_To be done_. Take every line from the listing below that includes "ходе" and copy it.

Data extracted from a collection
▼
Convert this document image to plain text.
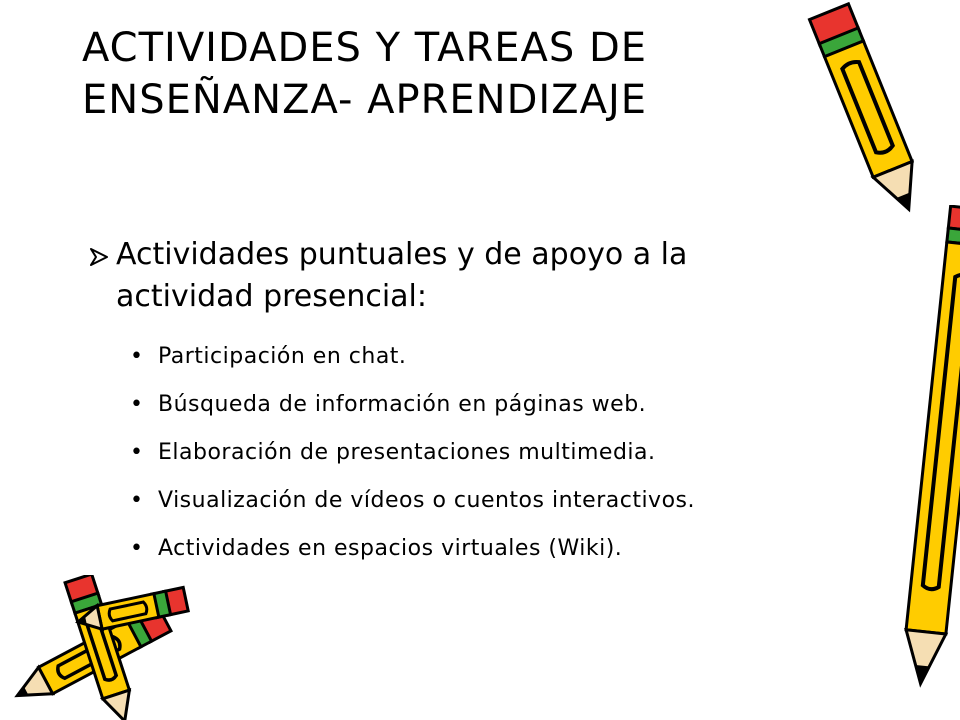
ACTIVIDADES Y TAREAS DE
ENSEÑANZA- APRENDIZAJE
Actividades puntuales y de apoyo a la
actividad presencial:
• Participación en chat.
• Búsqueda de información en páginas web.
• Elaboración de presentaciones multimedia.
• Visualización de vídeos o cuentos interactivos.
• Actividades en espacios virtuales (Wiki).
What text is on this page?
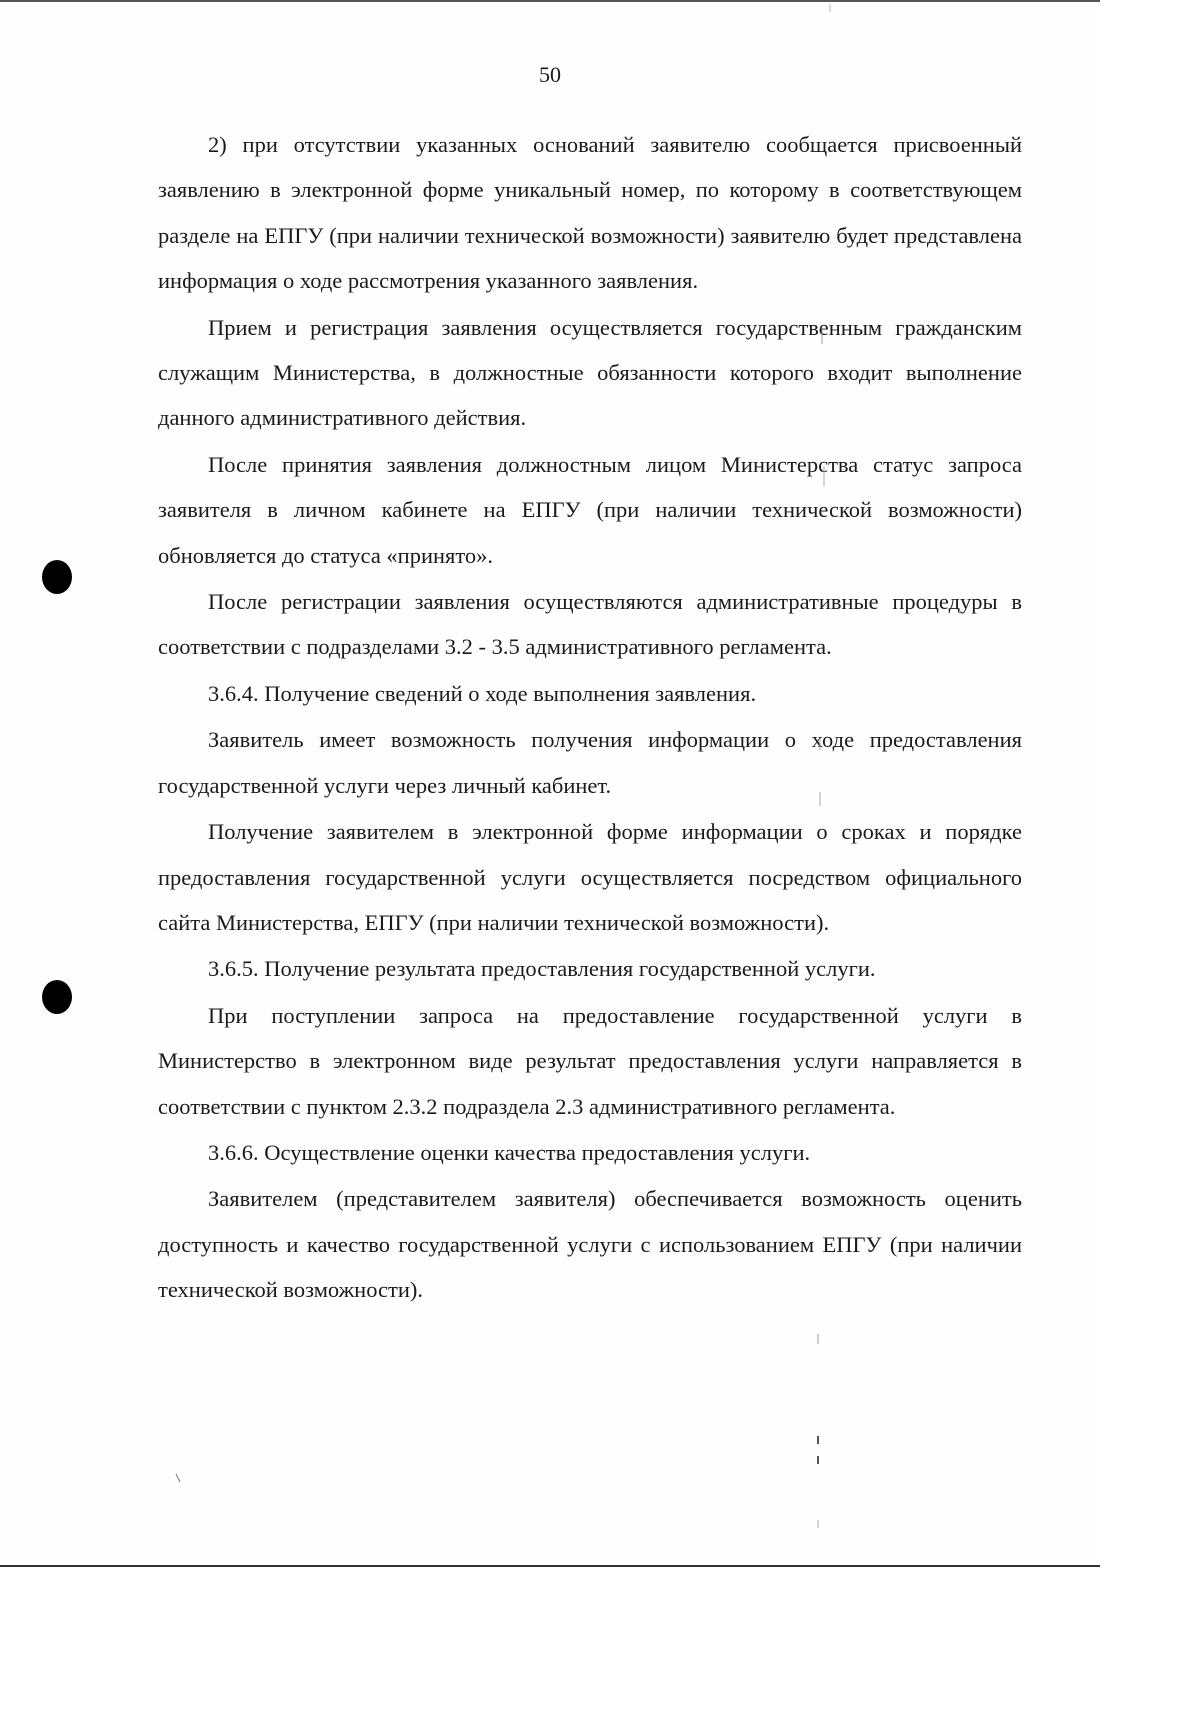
50

2) при отсутствии указанных оснований заявителю сообщается присвоенный заявлению в электронной форме уникальный номер, по которому в соответствующем разделе на ЕПГУ (при наличии технической возможности) заявителю будет представлена информация о ходе рассмотрения указанного заявления.

Прием и регистрация заявления осуществляется государственным гражданским служащим Министерства, в должностные обязанности которого входит выполнение данного административного действия.

После принятия заявления должностным лицом Министерства статус запроса заявителя в личном кабинете на ЕПГУ (при наличии технической возможности) обновляется до статуса «принято».

После регистрации заявления осуществляются административные процедуры в соответствии с подразделами 3.2 - 3.5 административного регламента.

3.6.4. Получение сведений о ходе выполнения заявления.

Заявитель имеет возможность получения информации о ходе предоставления государственной услуги через личный кабинет.

Получение заявителем в электронной форме информации о сроках и порядке предоставления государственной услуги осуществляется посредством официального сайта Министерства, ЕПГУ (при наличии технической возможности).

3.6.5. Получение результата предоставления государственной услуги.

При поступлении запроса на предоставление государственной услуги в Министерство в электронном виде результат предоставления услуги направляется в соответствии с пунктом 2.3.2 подраздела 2.3 административного регламента.

3.6.6. Осуществление оценки качества предоставления услуги.

Заявителем (представителем заявителя) обеспечивается возможность оценить доступность и качество государственной услуги с использованием ЕПГУ (при наличии технической возможности).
▲
_Completed exercise_.
2) при отсутствии указанных оснований заявителю сообщается присвоенный заявлению в электронной форме уникальный номер, по которому в соответствующем разделе на ЕПГУ (при наличии технической возможности) заявителю будет представлена информация о ходе рассмотрения указанного заявления.
3.6.4. Получение сведений о ходе выполнения заявления.
Заявитель имеет возможность получения информации о ходе предоставления государственной услуги через личный кабинет.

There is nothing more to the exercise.